## Given problem
Gather every line of the entries that includes the word "wave".
━━ Dataset extract
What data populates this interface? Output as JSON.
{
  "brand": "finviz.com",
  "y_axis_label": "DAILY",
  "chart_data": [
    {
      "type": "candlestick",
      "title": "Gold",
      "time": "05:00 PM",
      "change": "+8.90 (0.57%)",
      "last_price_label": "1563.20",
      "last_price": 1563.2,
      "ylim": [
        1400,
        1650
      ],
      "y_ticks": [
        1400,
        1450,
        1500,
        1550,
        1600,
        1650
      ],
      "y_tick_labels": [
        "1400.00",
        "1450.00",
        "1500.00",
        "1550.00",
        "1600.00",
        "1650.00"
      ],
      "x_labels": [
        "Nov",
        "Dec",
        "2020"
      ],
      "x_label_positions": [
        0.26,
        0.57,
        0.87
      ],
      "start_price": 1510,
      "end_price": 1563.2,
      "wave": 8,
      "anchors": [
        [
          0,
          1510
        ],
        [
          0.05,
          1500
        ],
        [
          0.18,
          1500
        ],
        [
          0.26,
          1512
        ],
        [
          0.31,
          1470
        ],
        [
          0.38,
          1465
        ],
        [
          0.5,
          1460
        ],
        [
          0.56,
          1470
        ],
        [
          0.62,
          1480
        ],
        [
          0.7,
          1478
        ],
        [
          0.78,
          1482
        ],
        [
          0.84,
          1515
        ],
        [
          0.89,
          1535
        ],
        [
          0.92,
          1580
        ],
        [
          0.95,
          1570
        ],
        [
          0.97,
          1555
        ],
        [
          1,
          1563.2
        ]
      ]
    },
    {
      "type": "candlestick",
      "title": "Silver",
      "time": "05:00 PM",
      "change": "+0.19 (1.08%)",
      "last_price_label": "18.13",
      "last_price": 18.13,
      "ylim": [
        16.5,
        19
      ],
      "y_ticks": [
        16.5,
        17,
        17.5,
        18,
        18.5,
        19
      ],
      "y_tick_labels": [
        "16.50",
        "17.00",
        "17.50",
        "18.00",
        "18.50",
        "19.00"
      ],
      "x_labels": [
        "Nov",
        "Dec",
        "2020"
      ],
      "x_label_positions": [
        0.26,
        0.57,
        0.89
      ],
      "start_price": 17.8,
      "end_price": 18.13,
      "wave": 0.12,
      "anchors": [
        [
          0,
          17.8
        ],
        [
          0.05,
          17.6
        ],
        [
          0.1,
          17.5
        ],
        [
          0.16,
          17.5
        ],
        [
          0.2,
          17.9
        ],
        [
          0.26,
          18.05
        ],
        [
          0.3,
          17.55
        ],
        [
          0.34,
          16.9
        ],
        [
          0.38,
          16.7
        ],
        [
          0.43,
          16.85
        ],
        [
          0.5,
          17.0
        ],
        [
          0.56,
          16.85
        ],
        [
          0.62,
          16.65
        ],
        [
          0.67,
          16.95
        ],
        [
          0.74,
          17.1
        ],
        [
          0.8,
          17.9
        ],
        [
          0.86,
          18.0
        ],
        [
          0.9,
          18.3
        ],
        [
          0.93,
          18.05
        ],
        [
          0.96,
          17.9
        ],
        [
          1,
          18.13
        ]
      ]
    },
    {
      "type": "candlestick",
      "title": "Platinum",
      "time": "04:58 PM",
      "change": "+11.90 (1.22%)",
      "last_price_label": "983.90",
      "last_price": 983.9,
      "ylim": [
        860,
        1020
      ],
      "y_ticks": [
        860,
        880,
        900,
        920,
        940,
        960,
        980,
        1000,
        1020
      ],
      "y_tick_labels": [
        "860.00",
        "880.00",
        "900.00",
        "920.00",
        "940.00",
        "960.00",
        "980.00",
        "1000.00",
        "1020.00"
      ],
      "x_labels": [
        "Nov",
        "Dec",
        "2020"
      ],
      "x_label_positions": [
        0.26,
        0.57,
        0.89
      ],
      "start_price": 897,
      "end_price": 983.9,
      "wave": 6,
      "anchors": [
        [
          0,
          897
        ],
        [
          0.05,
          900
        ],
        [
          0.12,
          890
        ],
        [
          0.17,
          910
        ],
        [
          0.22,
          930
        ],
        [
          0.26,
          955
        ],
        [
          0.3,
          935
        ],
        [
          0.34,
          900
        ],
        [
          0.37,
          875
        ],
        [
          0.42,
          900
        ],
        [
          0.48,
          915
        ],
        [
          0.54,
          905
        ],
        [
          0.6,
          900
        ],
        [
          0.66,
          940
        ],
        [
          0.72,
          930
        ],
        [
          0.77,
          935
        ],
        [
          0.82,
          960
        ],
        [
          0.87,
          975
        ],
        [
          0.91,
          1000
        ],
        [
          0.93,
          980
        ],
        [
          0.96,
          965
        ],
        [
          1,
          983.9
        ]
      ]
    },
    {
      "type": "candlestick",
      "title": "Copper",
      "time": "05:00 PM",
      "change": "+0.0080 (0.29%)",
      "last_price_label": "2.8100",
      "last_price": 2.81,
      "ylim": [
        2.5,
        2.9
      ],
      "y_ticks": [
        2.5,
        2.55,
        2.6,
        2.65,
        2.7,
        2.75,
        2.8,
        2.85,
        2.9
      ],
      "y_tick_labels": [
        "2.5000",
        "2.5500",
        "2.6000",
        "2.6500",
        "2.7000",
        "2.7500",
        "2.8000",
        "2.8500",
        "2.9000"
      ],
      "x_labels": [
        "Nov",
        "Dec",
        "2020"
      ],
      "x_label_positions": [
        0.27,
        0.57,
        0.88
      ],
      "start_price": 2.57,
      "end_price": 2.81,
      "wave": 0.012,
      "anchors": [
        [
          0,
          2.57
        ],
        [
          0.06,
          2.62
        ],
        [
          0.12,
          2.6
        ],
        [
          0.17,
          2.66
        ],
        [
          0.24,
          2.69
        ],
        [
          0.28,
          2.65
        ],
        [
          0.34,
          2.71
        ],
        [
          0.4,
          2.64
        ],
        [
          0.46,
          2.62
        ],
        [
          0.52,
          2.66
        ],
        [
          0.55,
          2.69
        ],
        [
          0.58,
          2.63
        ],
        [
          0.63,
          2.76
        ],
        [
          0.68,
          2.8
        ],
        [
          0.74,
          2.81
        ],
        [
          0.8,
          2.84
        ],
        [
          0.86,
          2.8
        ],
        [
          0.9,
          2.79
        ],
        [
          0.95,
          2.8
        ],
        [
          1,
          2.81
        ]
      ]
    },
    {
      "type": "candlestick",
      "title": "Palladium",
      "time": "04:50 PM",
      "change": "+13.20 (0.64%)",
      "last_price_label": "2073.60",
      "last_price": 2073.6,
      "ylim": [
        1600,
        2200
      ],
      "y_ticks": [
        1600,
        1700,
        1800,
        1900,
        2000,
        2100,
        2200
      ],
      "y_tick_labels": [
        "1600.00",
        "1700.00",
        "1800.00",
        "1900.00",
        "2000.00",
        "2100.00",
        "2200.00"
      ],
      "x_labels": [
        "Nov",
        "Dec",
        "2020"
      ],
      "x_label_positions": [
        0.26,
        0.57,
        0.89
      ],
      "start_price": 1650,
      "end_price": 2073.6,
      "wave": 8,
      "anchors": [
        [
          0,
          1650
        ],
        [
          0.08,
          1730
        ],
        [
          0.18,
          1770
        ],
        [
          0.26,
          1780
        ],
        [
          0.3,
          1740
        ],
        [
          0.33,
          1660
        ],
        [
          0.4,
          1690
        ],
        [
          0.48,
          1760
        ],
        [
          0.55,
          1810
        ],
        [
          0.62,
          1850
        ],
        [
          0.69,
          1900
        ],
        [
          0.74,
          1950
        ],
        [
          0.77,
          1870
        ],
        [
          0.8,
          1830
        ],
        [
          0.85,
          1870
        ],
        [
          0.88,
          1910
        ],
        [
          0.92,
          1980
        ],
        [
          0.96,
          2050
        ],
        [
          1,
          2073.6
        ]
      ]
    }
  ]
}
━━━━
## Reply
      "wave": 8,
      "wave": 0.12,
      "wave": 6,
      "wave": 0.012,
      "wave": 8,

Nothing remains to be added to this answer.